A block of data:
================================

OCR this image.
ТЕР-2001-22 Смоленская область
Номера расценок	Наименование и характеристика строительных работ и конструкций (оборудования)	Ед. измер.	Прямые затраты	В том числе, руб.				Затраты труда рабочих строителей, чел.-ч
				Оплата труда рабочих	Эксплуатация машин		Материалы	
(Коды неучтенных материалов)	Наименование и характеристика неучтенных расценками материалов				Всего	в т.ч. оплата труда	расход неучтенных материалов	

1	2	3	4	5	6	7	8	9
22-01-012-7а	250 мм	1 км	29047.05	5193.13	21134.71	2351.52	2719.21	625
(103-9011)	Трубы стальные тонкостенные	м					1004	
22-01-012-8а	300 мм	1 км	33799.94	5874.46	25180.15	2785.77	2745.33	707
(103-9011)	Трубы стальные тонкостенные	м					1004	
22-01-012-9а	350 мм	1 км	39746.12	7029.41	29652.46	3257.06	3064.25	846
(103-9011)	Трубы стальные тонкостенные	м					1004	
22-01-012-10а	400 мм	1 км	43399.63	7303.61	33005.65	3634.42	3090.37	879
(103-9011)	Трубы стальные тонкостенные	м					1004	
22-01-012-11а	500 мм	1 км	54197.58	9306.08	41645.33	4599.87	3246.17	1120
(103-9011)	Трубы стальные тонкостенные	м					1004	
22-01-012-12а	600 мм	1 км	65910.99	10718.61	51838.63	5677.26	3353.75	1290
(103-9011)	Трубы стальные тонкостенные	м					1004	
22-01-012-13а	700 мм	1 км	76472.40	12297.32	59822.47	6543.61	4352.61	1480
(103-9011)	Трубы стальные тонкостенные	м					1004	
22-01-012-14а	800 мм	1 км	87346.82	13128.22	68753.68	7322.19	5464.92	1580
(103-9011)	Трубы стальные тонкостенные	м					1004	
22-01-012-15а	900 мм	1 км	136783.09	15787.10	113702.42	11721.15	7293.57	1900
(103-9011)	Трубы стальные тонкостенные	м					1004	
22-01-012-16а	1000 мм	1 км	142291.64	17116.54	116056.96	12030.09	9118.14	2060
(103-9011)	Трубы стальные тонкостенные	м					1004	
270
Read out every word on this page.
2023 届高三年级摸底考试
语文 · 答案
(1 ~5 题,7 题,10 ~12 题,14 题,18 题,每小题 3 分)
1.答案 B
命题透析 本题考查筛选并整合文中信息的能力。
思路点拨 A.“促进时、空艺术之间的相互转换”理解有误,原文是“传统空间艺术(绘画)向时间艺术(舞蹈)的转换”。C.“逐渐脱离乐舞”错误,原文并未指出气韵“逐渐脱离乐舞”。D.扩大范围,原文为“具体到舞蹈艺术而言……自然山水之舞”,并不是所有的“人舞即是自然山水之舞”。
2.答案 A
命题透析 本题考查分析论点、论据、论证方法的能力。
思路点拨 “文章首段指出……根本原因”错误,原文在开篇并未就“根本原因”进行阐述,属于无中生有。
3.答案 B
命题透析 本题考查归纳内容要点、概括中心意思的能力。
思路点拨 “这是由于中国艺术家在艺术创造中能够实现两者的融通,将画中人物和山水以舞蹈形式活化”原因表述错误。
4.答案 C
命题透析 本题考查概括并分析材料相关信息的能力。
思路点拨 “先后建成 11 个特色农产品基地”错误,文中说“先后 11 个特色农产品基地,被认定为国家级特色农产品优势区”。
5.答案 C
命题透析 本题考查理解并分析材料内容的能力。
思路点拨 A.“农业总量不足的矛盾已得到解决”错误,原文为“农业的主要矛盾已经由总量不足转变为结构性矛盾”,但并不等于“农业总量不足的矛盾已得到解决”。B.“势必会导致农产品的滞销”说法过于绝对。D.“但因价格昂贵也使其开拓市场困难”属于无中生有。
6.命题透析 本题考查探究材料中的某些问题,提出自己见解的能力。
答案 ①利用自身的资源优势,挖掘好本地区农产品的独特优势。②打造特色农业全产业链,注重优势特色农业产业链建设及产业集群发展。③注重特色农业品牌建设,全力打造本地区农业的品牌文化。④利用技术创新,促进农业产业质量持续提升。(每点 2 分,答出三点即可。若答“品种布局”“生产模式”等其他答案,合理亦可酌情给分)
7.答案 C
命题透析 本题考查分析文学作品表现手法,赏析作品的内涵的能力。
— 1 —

================================

Which lines above contain "Наименование"? Show each of them.

## Exercise output
Номера расценок	Наименование и характеристика строительных работ и конструкций (оборудования)	Ед. измер.	Прямые затраты	В том числе, руб.				Затраты труда рабочих строителей, чел.-ч
(Коды неучтенных материалов)	Наименование и характеристика неучтенных расценками материалов				Всего	в т.ч. оплата труда	расход неучтенных материалов	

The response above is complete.